▶ STATED TASK
Skip the images and copy each record exactly as written.

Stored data
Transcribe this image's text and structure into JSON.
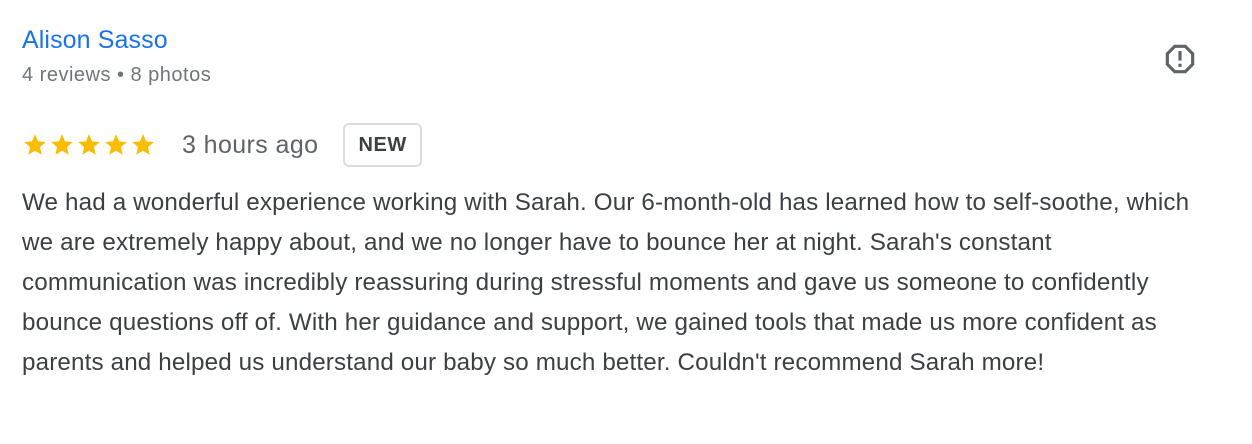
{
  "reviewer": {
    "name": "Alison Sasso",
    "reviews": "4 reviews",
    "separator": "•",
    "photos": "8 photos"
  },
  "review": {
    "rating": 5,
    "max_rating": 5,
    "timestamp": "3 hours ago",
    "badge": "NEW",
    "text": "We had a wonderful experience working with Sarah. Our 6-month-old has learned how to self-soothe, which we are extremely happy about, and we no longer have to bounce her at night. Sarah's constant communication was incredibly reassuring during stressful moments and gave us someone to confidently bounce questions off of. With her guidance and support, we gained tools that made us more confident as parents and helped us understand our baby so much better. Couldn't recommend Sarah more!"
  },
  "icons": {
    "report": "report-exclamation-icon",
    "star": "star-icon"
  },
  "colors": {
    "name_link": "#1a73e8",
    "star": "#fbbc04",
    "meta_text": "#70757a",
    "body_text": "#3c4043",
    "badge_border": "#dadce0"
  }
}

▶ OUTPUT FOR THIS TASK
Transcribe this image's text and structure into JSON.
{
  "reviewer": {
    "name": "Alison Sasso",
    "reviews": "4 reviews",
    "separator": "•",
    "photos": "8 photos"
  },
  "review": {
    "rating": 5,
    "max_rating": 5,
    "timestamp": "3 hours ago",
    "badge": "NEW",
    "text": "We had a wonderful experience working with Sarah. Our 6-month-old has learned how to self-soothe, which we are extremely happy about, and we no longer have to bounce her at night. Sarah's constant communication was incredibly reassuring during stressful moments and gave us someone to confidently bounce questions off of. With her guidance and support, we gained tools that made us more confident as parents and helped us understand our baby so much better. Couldn't recommend Sarah more!"
  },
  "icons": {
    "report": "report-exclamation-icon",
    "star": "star-icon"
  },
  "colors": {
    "name_link": "#1a73e8",
    "star": "#fbbc04",
    "meta_text": "#70757a",
    "body_text": "#3c4043",
    "badge_border": "#dadce0"
  }
}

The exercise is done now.